:: Figure content listings ::
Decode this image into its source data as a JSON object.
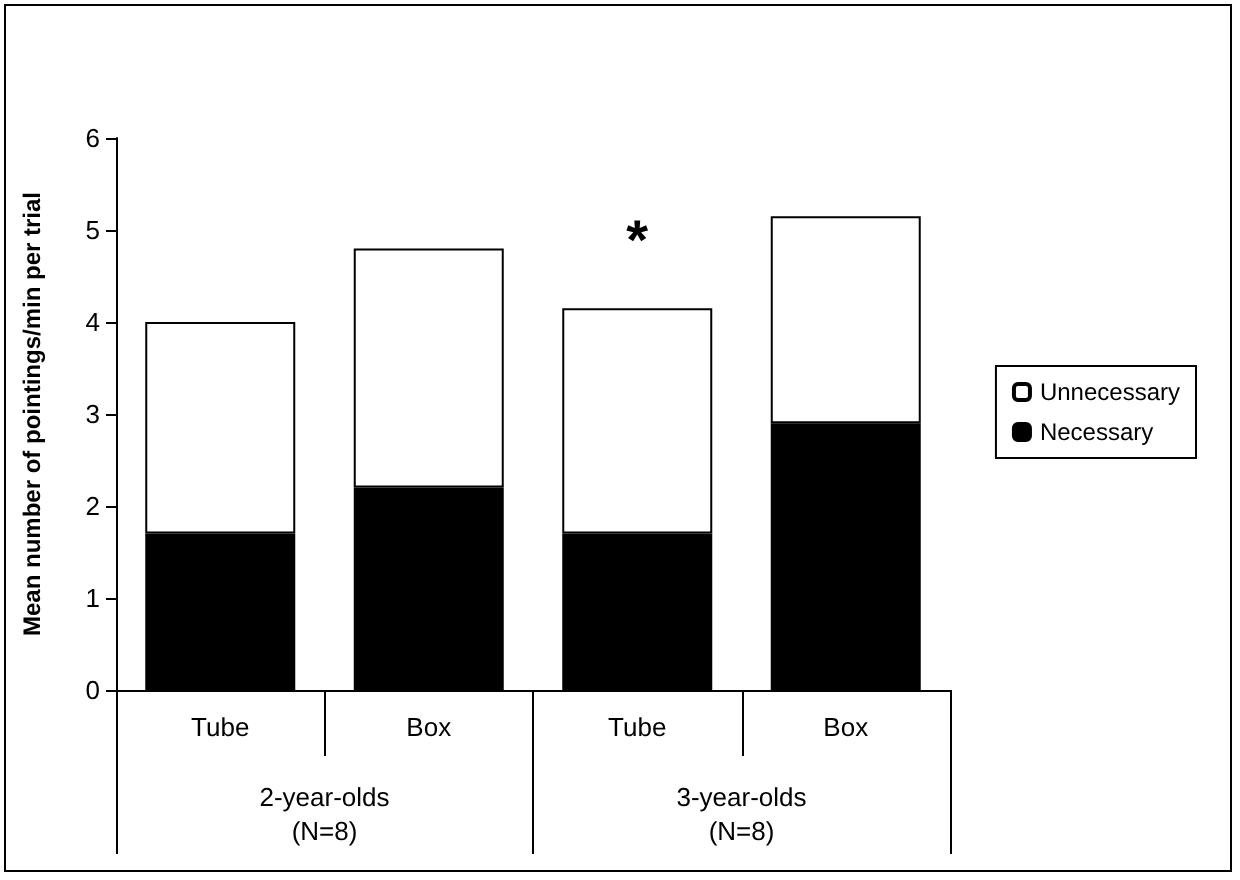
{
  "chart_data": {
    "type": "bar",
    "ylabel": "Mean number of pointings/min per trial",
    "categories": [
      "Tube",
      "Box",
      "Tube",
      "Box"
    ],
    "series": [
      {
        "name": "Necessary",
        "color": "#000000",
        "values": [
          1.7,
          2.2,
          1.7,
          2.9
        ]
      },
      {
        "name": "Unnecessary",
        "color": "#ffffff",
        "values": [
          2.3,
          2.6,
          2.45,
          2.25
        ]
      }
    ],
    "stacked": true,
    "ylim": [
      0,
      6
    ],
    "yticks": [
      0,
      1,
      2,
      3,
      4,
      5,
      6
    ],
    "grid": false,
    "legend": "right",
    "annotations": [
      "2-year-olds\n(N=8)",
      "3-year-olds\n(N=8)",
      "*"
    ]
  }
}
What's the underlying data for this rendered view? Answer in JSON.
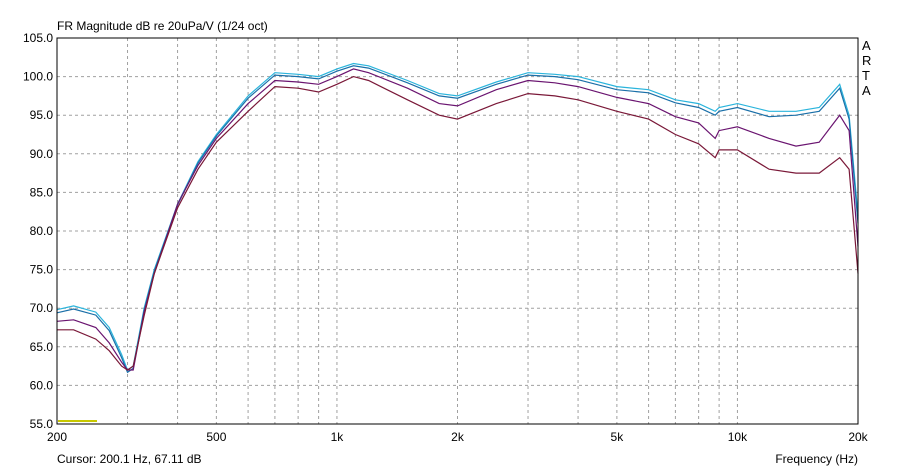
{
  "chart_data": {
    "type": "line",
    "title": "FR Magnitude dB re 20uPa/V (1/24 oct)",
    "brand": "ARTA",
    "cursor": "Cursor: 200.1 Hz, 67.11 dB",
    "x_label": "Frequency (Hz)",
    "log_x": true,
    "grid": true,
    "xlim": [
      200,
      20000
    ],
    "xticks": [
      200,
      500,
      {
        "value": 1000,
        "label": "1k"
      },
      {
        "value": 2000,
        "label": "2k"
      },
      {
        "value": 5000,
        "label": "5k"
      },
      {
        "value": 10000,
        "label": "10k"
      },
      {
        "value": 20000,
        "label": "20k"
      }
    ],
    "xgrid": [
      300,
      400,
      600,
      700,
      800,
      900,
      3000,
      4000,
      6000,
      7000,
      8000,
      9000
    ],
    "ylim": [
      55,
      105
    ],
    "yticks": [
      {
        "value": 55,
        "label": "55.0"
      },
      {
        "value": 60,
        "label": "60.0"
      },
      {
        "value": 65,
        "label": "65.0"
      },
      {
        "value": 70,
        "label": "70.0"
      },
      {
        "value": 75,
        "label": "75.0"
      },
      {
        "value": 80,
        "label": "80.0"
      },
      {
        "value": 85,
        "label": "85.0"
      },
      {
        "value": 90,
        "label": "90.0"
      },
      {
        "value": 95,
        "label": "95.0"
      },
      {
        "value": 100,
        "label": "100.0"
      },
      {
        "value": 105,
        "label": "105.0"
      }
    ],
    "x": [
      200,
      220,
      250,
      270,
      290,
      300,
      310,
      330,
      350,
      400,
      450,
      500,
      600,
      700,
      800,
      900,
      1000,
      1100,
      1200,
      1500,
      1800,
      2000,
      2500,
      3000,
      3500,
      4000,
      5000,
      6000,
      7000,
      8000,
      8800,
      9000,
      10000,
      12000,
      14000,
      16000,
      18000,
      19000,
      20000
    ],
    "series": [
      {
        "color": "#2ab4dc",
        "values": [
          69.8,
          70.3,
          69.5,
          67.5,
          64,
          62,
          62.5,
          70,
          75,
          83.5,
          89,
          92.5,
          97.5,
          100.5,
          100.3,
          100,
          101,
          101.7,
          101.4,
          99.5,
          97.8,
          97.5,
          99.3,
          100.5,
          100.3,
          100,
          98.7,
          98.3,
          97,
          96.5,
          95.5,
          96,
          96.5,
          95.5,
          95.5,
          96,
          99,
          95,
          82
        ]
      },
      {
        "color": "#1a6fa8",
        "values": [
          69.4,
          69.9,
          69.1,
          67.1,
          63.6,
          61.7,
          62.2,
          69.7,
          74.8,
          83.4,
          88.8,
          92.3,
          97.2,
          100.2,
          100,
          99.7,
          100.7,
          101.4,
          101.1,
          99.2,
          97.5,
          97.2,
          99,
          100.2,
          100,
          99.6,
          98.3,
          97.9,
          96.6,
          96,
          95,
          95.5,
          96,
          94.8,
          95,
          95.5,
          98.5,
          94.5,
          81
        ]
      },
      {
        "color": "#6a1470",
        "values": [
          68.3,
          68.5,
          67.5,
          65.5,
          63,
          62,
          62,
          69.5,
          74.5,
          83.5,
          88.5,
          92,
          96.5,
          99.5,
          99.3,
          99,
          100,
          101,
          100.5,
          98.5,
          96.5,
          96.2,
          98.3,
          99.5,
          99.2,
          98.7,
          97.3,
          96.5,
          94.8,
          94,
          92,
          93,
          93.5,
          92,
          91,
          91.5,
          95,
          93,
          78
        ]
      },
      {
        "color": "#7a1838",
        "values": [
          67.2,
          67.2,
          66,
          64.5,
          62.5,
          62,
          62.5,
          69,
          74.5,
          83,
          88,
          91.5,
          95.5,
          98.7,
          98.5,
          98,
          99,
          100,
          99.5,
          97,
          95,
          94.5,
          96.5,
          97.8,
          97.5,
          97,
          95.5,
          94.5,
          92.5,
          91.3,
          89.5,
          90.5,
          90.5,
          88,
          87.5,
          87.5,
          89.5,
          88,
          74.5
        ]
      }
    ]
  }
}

:: Given problem ::
Images should not appear in the copy; retype the listing above exactly.

:: Finished exercise ::
Decode this image into its source data as a JSON object.
{
  "chart_data": {
    "type": "bar",
    "ylabel": "Mean number of pointings/min per trial",
    "categories": [
      "Tube",
      "Box",
      "Tube",
      "Box"
    ],
    "series": [
      {
        "name": "Necessary",
        "color": "#000000",
        "values": [
          1.7,
          2.2,
          1.7,
          2.9
        ]
      },
      {
        "name": "Unnecessary",
        "color": "#ffffff",
        "values": [
          2.3,
          2.6,
          2.45,
          2.25
        ]
      }
    ],
    "stacked": true,
    "ylim": [
      0,
      6
    ],
    "yticks": [
      0,
      1,
      2,
      3,
      4,
      5,
      6
    ],
    "grid": false,
    "legend": "right",
    "annotations": [
      "2-year-olds\n(N=8)",
      "3-year-olds\n(N=8)",
      "*"
    ]
  }
}
What's the underlying data for this rendered view? Answer in JSON.
{
  "chart_data": {
    "type": "line",
    "title": "FR Magnitude dB re 20uPa/V (1/24 oct)",
    "brand": "ARTA",
    "cursor": "Cursor: 200.1 Hz, 67.11 dB",
    "x_label": "Frequency (Hz)",
    "log_x": true,
    "grid": true,
    "xlim": [
      200,
      20000
    ],
    "xticks": [
      200,
      500,
      {
        "value": 1000,
        "label": "1k"
      },
      {
        "value": 2000,
        "label": "2k"
      },
      {
        "value": 5000,
        "label": "5k"
      },
      {
        "value": 10000,
        "label": "10k"
      },
      {
        "value": 20000,
        "label": "20k"
      }
    ],
    "xgrid": [
      300,
      400,
      600,
      700,
      800,
      900,
      3000,
      4000,
      6000,
      7000,
      8000,
      9000
    ],
    "ylim": [
      55,
      105
    ],
    "yticks": [
      {
        "value": 55,
        "label": "55.0"
      },
      {
        "value": 60,
        "label": "60.0"
      },
      {
        "value": 65,
        "label": "65.0"
      },
      {
        "value": 70,
        "label": "70.0"
      },
      {
        "value": 75,
        "label": "75.0"
      },
      {
        "value": 80,
        "label": "80.0"
      },
      {
        "value": 85,
        "label": "85.0"
      },
      {
        "value": 90,
        "label": "90.0"
      },
      {
        "value": 95,
        "label": "95.0"
      },
      {
        "value": 100,
        "label": "100.0"
      },
      {
        "value": 105,
        "label": "105.0"
      }
    ],
    "x": [
      200,
      220,
      250,
      270,
      290,
      300,
      310,
      330,
      350,
      400,
      450,
      500,
      600,
      700,
      800,
      900,
      1000,
      1100,
      1200,
      1500,
      1800,
      2000,
      2500,
      3000,
      3500,
      4000,
      5000,
      6000,
      7000,
      8000,
      8800,
      9000,
      10000,
      12000,
      14000,
      16000,
      18000,
      19000,
      20000
    ],
    "series": [
      {
        "color": "#2ab4dc",
        "values": [
          69.8,
          70.3,
          69.5,
          67.5,
          64,
          62,
          62.5,
          70,
          75,
          83.5,
          89,
          92.5,
          97.5,
          100.5,
          100.3,
          100,
          101,
          101.7,
          101.4,
          99.5,
          97.8,
          97.5,
          99.3,
          100.5,
          100.3,
          100,
          98.7,
          98.3,
          97,
          96.5,
          95.5,
          96,
          96.5,
          95.5,
          95.5,
          96,
          99,
          95,
          82
        ]
      },
      {
        "color": "#1a6fa8",
        "values": [
          69.4,
          69.9,
          69.1,
          67.1,
          63.6,
          61.7,
          62.2,
          69.7,
          74.8,
          83.4,
          88.8,
          92.3,
          97.2,
          100.2,
          100,
          99.7,
          100.7,
          101.4,
          101.1,
          99.2,
          97.5,
          97.2,
          99,
          100.2,
          100,
          99.6,
          98.3,
          97.9,
          96.6,
          96,
          95,
          95.5,
          96,
          94.8,
          95,
          95.5,
          98.5,
          94.5,
          81
        ]
      },
      {
        "color": "#6a1470",
        "values": [
          68.3,
          68.5,
          67.5,
          65.5,
          63,
          62,
          62,
          69.5,
          74.5,
          83.5,
          88.5,
          92,
          96.5,
          99.5,
          99.3,
          99,
          100,
          101,
          100.5,
          98.5,
          96.5,
          96.2,
          98.3,
          99.5,
          99.2,
          98.7,
          97.3,
          96.5,
          94.8,
          94,
          92,
          93,
          93.5,
          92,
          91,
          91.5,
          95,
          93,
          78
        ]
      },
      {
        "color": "#7a1838",
        "values": [
          67.2,
          67.2,
          66,
          64.5,
          62.5,
          62,
          62.5,
          69,
          74.5,
          83,
          88,
          91.5,
          95.5,
          98.7,
          98.5,
          98,
          99,
          100,
          99.5,
          97,
          95,
          94.5,
          96.5,
          97.8,
          97.5,
          97,
          95.5,
          94.5,
          92.5,
          91.3,
          89.5,
          90.5,
          90.5,
          88,
          87.5,
          87.5,
          89.5,
          88,
          74.5
        ]
      }
    ]
  }
}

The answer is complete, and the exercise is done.